--- Begin Exercise materials ---
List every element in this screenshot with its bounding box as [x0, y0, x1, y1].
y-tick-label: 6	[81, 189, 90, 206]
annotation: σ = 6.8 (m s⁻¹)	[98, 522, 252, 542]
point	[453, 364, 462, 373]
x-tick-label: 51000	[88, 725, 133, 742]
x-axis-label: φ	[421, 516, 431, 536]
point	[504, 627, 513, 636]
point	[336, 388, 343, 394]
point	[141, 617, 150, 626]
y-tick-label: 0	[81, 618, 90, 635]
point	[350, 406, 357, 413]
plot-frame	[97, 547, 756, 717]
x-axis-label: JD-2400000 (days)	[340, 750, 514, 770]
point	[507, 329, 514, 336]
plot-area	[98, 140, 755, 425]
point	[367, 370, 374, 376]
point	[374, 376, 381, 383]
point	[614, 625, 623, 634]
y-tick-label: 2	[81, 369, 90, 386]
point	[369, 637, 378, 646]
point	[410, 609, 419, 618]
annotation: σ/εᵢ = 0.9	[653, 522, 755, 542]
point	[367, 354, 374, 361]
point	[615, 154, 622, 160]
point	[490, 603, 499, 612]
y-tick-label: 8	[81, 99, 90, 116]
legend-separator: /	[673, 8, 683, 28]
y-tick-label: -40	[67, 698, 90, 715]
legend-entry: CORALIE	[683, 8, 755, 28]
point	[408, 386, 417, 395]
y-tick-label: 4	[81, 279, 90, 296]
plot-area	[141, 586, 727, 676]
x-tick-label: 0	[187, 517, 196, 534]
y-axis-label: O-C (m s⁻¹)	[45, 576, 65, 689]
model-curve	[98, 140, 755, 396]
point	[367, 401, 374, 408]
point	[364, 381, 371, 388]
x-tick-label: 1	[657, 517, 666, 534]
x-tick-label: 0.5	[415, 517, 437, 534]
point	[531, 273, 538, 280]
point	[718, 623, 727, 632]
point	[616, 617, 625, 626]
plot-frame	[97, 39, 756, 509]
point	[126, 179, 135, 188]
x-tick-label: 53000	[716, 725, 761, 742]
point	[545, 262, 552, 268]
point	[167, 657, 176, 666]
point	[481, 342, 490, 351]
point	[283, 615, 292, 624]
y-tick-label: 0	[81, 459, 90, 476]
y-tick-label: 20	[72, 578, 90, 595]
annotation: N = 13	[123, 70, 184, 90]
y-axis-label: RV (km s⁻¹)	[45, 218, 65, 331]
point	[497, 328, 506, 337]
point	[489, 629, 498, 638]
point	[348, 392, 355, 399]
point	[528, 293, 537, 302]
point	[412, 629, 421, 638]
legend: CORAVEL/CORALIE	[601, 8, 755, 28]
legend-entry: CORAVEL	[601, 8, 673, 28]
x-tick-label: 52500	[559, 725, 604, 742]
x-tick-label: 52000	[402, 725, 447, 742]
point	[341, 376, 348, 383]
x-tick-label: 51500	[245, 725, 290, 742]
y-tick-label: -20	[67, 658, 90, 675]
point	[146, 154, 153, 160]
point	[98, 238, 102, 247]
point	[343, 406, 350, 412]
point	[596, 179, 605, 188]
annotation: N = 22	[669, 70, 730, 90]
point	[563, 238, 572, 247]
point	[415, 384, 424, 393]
--- End Exercise materials ---
Reproduce every line of the data above verbatim, with no changes.

List every element in this screenshot with its bounding box as [x0, y0, x1, y1].
y-tick-label: 6	[81, 189, 90, 206]
annotation: σ = 6.8 (m s⁻¹)	[98, 522, 252, 542]
point	[453, 364, 462, 373]
x-tick-label: 51000	[88, 725, 133, 742]
x-axis-label: φ	[421, 516, 431, 536]
point	[504, 627, 513, 636]
point	[336, 388, 343, 394]
point	[141, 617, 150, 626]
y-tick-label: 0	[81, 618, 90, 635]
point	[350, 406, 357, 413]
plot-frame	[97, 547, 756, 717]
x-axis-label: JD-2400000 (days)	[340, 750, 514, 770]
point	[507, 329, 514, 336]
plot-area	[98, 140, 755, 425]
point	[367, 370, 374, 376]
point	[374, 376, 381, 383]
point	[614, 625, 623, 634]
y-tick-label: 2	[81, 369, 90, 386]
point	[369, 637, 378, 646]
point	[410, 609, 419, 618]
annotation: σ/εᵢ = 0.9	[653, 522, 755, 542]
point	[367, 354, 374, 361]
point	[615, 154, 622, 160]
point	[490, 603, 499, 612]
y-tick-label: 8	[81, 99, 90, 116]
legend-separator: /	[673, 8, 683, 28]
y-tick-label: -40	[67, 698, 90, 715]
legend-entry: CORALIE	[683, 8, 755, 28]
point	[408, 386, 417, 395]
y-tick-label: 4	[81, 279, 90, 296]
plot-area	[141, 586, 727, 676]
x-tick-label: 0	[187, 517, 196, 534]
y-axis-label: O-C (m s⁻¹)	[45, 576, 65, 689]
model-curve	[98, 140, 755, 396]
point	[367, 401, 374, 408]
point	[364, 381, 371, 388]
x-tick-label: 1	[657, 517, 666, 534]
x-tick-label: 0.5	[415, 517, 437, 534]
point	[531, 273, 538, 280]
point	[718, 623, 727, 632]
point	[616, 617, 625, 626]
plot-frame	[97, 39, 756, 509]
point	[126, 179, 135, 188]
x-tick-label: 53000	[716, 725, 761, 742]
point	[545, 262, 552, 268]
point	[167, 657, 176, 666]
point	[481, 342, 490, 351]
point	[283, 615, 292, 624]
y-tick-label: 0	[81, 459, 90, 476]
y-tick-label: 20	[72, 578, 90, 595]
annotation: N = 13	[123, 70, 184, 90]
y-axis-label: RV (km s⁻¹)	[45, 218, 65, 331]
point	[497, 328, 506, 337]
point	[489, 629, 498, 638]
point	[348, 392, 355, 399]
point	[528, 293, 537, 302]
point	[412, 629, 421, 638]
legend: CORAVEL/CORALIE	[601, 8, 755, 28]
legend-entry: CORAVEL	[601, 8, 673, 28]
x-tick-label: 52500	[559, 725, 604, 742]
x-tick-label: 52000	[402, 725, 447, 742]
point	[341, 376, 348, 383]
x-tick-label: 51500	[245, 725, 290, 742]
y-tick-label: -20	[67, 658, 90, 675]
point	[146, 154, 153, 160]
point	[98, 238, 102, 247]
point	[343, 406, 350, 412]
point	[596, 179, 605, 188]
annotation: N = 22	[669, 70, 730, 90]
point	[563, 238, 572, 247]
point	[415, 384, 424, 393]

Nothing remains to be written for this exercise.